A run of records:
______________________________

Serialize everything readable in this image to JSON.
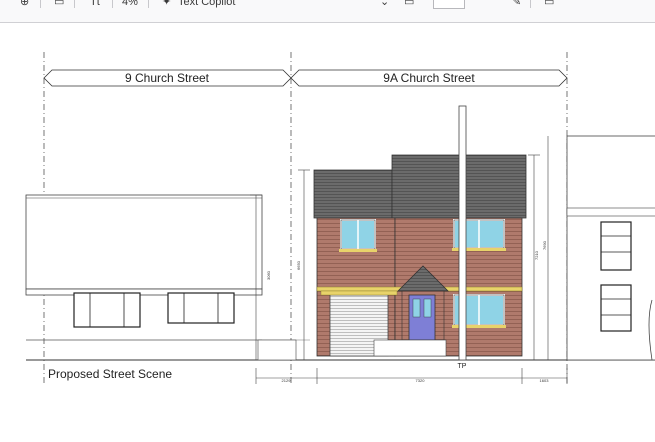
{
  "toolbar": {
    "zoom_label": "4%",
    "text_tool_label": "Text Copilot"
  },
  "drawing": {
    "label_left": "9 Church Street",
    "label_right": "9A Church Street",
    "caption": "Proposed Street Scene",
    "tp_label": "TP",
    "dim_bottom_1": "2129",
    "dim_bottom_2": "7320",
    "dim_bottom_3": "1603",
    "dim_v_bungalow": "3060",
    "dim_v_house_left": "6650",
    "dim_v_house_right": "7210",
    "dim_v_far_right": "7690"
  },
  "colors": {
    "brick": "#b07a6c",
    "brick_line": "#8c5a4e",
    "roof": "#6b6b6b",
    "window_glass": "#8fd3e6",
    "door": "#7e7fd6",
    "stone": "#e8d36a"
  }
}
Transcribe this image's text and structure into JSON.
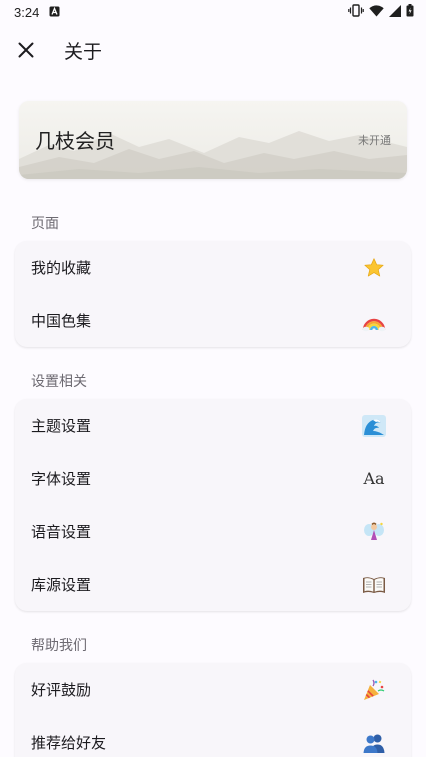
{
  "status_bar": {
    "time": "3:24",
    "icons": [
      "notification-a-icon",
      "vibrate-icon",
      "wifi-icon",
      "signal-icon",
      "battery-icon"
    ]
  },
  "app_bar": {
    "title": "关于",
    "close_icon": "close-icon"
  },
  "membership": {
    "title": "几枝会员",
    "status": "未开通"
  },
  "sections": [
    {
      "header": "页面",
      "items": [
        {
          "label": "我的收藏",
          "icon": "star-icon"
        },
        {
          "label": "中国色集",
          "icon": "rainbow-icon"
        }
      ]
    },
    {
      "header": "设置相关",
      "items": [
        {
          "label": "主题设置",
          "icon": "wave-icon"
        },
        {
          "label": "字体设置",
          "icon": "font-icon",
          "icon_text": "Aa"
        },
        {
          "label": "语音设置",
          "icon": "fairy-icon"
        },
        {
          "label": "库源设置",
          "icon": "book-icon"
        }
      ]
    },
    {
      "header": "帮助我们",
      "items": [
        {
          "label": "好评鼓励",
          "icon": "party-popper-icon"
        },
        {
          "label": "推荐给好友",
          "icon": "people-icon"
        }
      ]
    }
  ]
}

______________________________

**Directive**
Your task is to gather every line with the word "JSON" and copy it.

**Problem solution**
Serialize everything readable in this image to JSON.
Transcribe this image's text and structure into JSON.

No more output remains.